Given problem
Lines containing the string "Krefeld" are to be counted. Write only how many there are.

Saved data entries
★ ★ ★

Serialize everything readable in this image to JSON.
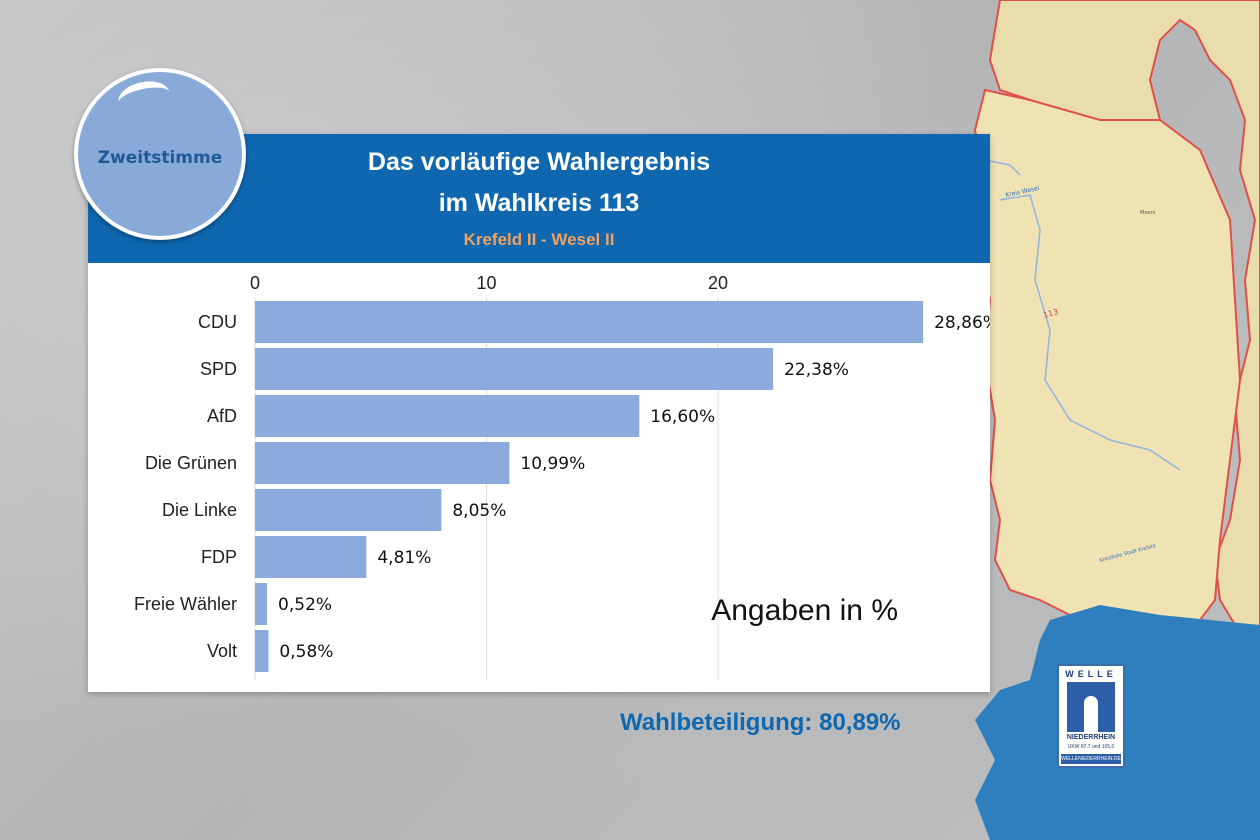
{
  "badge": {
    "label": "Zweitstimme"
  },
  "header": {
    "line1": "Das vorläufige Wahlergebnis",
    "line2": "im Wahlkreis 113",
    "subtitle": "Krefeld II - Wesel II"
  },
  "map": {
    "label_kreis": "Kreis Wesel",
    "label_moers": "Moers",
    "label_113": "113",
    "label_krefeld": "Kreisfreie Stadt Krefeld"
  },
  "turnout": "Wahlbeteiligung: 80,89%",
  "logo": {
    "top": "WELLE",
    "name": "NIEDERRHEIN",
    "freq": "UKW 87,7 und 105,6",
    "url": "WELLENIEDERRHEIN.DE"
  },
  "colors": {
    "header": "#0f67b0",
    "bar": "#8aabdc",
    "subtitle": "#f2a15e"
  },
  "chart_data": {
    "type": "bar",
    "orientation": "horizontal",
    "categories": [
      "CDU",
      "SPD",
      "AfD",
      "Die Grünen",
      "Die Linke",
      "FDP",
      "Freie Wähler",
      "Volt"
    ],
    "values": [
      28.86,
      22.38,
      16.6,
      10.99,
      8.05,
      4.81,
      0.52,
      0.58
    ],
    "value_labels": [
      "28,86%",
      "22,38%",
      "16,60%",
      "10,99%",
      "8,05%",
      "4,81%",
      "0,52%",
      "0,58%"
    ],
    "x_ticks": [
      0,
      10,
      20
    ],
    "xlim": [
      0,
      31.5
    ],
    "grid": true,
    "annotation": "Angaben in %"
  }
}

★ ★ ★

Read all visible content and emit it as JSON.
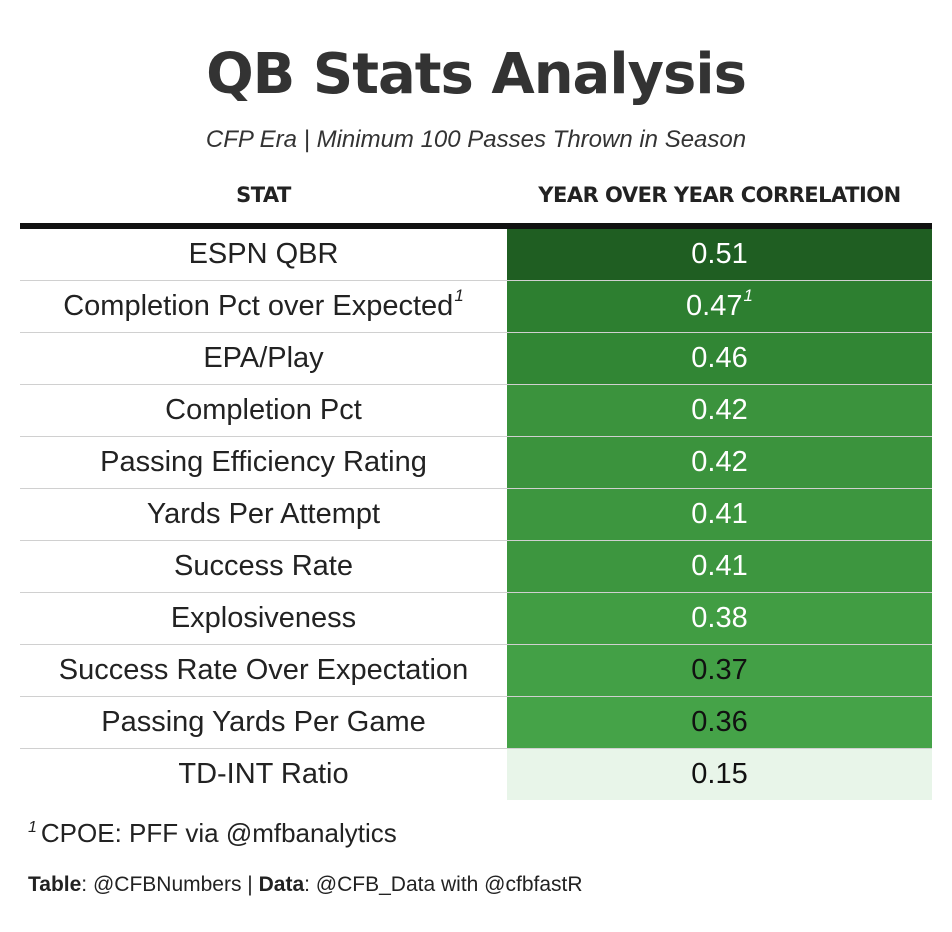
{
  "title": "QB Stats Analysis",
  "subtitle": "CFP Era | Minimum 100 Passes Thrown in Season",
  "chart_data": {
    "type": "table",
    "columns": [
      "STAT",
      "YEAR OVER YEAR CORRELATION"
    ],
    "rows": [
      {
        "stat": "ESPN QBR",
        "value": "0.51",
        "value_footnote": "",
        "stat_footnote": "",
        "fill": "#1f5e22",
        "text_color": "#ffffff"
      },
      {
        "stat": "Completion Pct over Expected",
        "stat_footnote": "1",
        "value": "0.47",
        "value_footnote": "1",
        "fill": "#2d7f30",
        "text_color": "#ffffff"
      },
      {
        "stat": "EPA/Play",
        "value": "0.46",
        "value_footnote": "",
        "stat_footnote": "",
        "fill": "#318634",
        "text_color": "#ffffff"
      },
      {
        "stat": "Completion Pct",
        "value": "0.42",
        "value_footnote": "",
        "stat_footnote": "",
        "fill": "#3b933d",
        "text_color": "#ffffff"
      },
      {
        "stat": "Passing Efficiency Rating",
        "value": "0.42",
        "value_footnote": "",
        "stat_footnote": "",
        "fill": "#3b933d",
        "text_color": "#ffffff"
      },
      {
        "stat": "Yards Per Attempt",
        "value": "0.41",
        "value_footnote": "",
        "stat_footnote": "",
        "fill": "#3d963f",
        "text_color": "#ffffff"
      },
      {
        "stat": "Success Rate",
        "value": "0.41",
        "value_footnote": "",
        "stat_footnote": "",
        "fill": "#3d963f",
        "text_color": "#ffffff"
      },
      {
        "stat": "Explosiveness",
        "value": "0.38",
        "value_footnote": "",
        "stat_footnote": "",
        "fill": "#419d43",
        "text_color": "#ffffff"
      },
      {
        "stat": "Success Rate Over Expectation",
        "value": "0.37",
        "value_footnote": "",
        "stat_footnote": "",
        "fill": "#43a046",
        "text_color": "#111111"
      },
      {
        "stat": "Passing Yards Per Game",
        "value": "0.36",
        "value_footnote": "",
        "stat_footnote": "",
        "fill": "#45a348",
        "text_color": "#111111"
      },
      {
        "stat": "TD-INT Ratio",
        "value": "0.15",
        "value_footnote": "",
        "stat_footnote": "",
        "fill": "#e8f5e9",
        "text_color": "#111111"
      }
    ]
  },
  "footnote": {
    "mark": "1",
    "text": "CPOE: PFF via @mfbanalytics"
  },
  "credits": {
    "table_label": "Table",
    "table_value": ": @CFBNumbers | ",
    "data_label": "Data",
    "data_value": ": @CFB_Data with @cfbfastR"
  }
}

★ ★ ★

Written answer
2